*Records to use:*
● ● ● ● ● ● ●

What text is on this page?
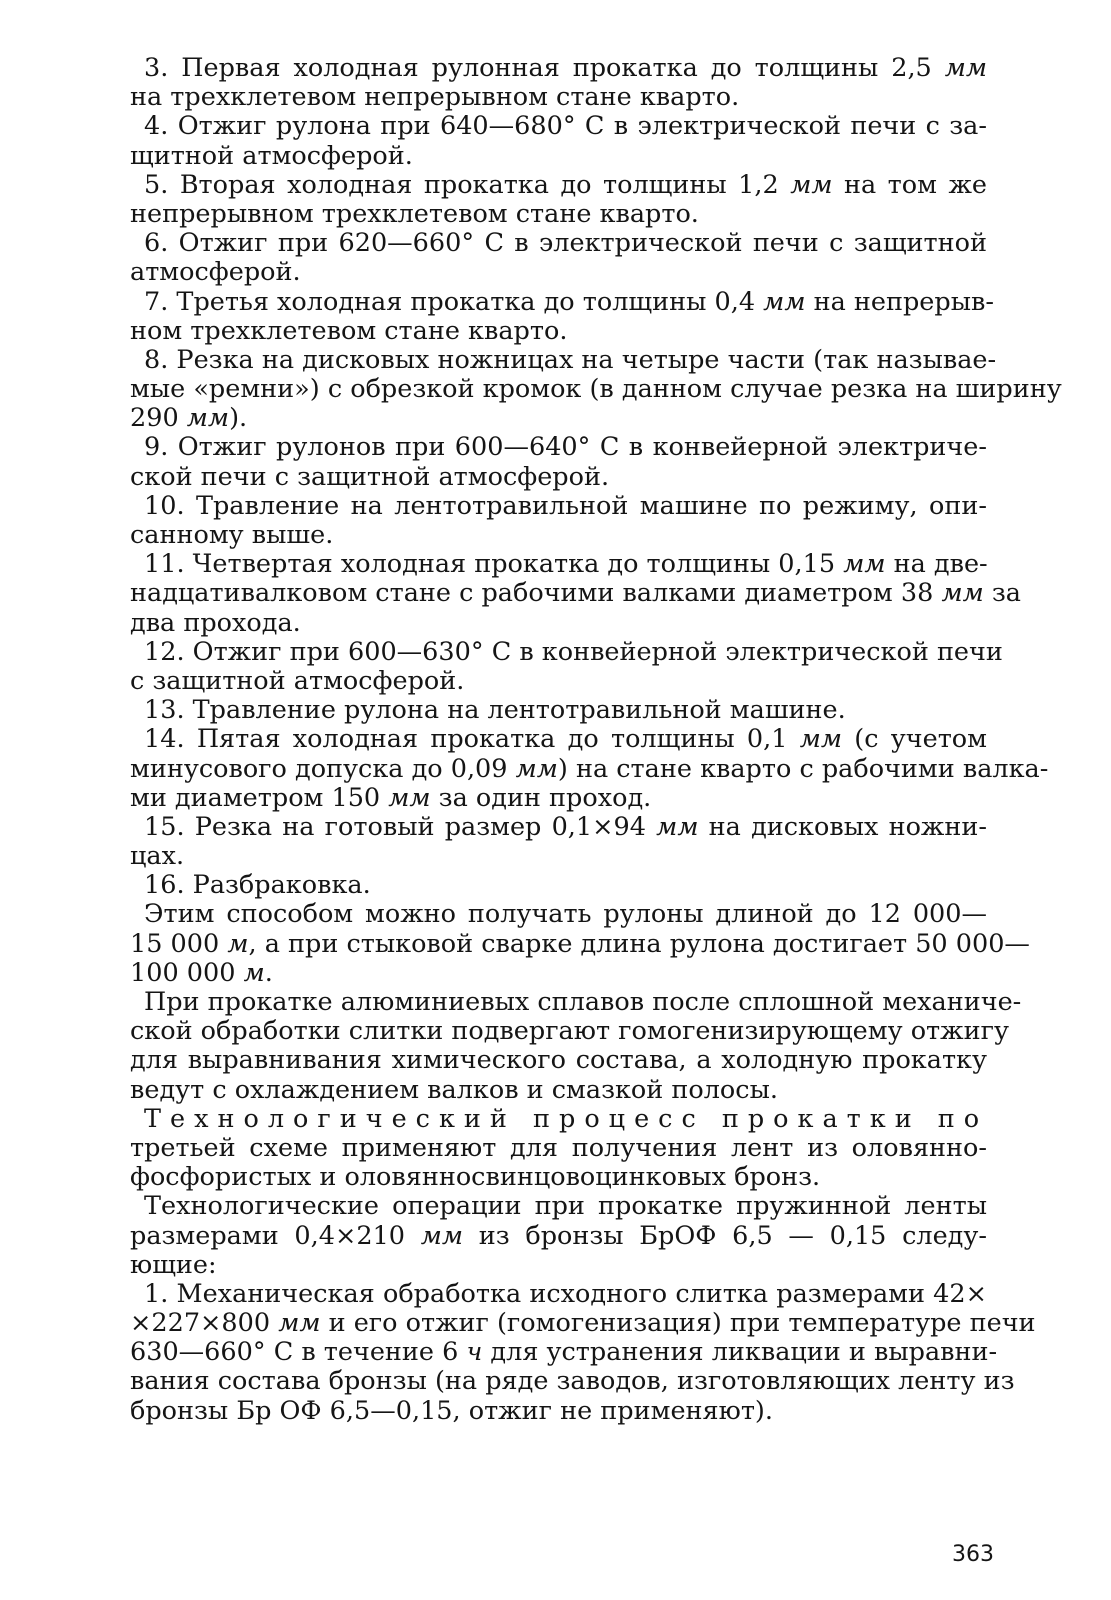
3. Первая холодная рулонная прокатка до толщины 2,5 мм
на трехклетевом непрерывном стане кварто.
4. Отжиг рулона при 640—680° С в электрической печи с за-
щитной атмосферой.
5. Вторая холодная прокатка до толщины 1,2 мм на том же
непрерывном трехклетевом стане кварто.
6. Отжиг при 620—660° С в электрической печи с защитной
атмосферой.
7. Третья холодная прокатка до толщины 0,4 мм на непрерыв-
ном трехклетевом стане кварто.
8. Резка на дисковых ножницах на четыре части (так называе-
мые «ремни») с обрезкой кромок (в данном случае резка на ширину
290 мм).
9. Отжиг рулонов при 600—640° С в конвейерной электриче-
ской печи с защитной атмосферой.
10. Травление на лентотравильной машине по режиму, опи-
санному выше.
11. Четвертая холодная прокатка до толщины 0,15 мм на две-
надцативалковом стане с рабочими валками диаметром 38 мм за
два прохода.
12. Отжиг при 600—630° С в конвейерной электрической печи
с защитной атмосферой.
13. Травление рулона на лентотравильной машине.
14. Пятая холодная прокатка до толщины 0,1 мм (с учетом
минусового допуска до 0,09 мм) на стане кварто с рабочими валка-
ми диаметром 150 мм за один проход.
15. Резка на готовый размер 0,1×94 мм на дисковых ножни-
цах.
16. Разбраковка.
Этим способом можно получать рулоны длиной до 12 000—
15 000 м, а при стыковой сварке длина рулона достигает 50 000—
100 000 м.
При прокатке алюминиевых сплавов после сплошной механиче-
ской обработки слитки подвергают гомогенизирующему отжигу
для выравнивания химического состава, а холодную прокатку
ведут с охлаждением валков и смазкой полосы.
Технологический процесс прокатки по
третьей схеме применяют для получения лент из оловянно-
фосфористых и оловянносвинцовоцинковых бронз.
Технологические операции при прокатке пружинной ленты
размерами 0,4×210 мм из бронзы БрОФ 6,5 — 0,15 следу-
ющие:
1. Механическая обработка исходного слитка размерами 42×
×227×800 мм и его отжиг (гомогенизация) при температуре печи
630—660° С в течение 6 ч для устранения ликвации и выравни-
вания состава бронзы (на ряде заводов, изготовляющих ленту из
бронзы Бр ОФ 6,5—0,15, отжиг не применяют).
363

● ● ● ● ● ● ●

Filter the records above for "машине" and copy every matching line.

*The solution:*
10. Травление на лентотравильной машине по режиму, опи-
13. Травление рулона на лентотравильной машине.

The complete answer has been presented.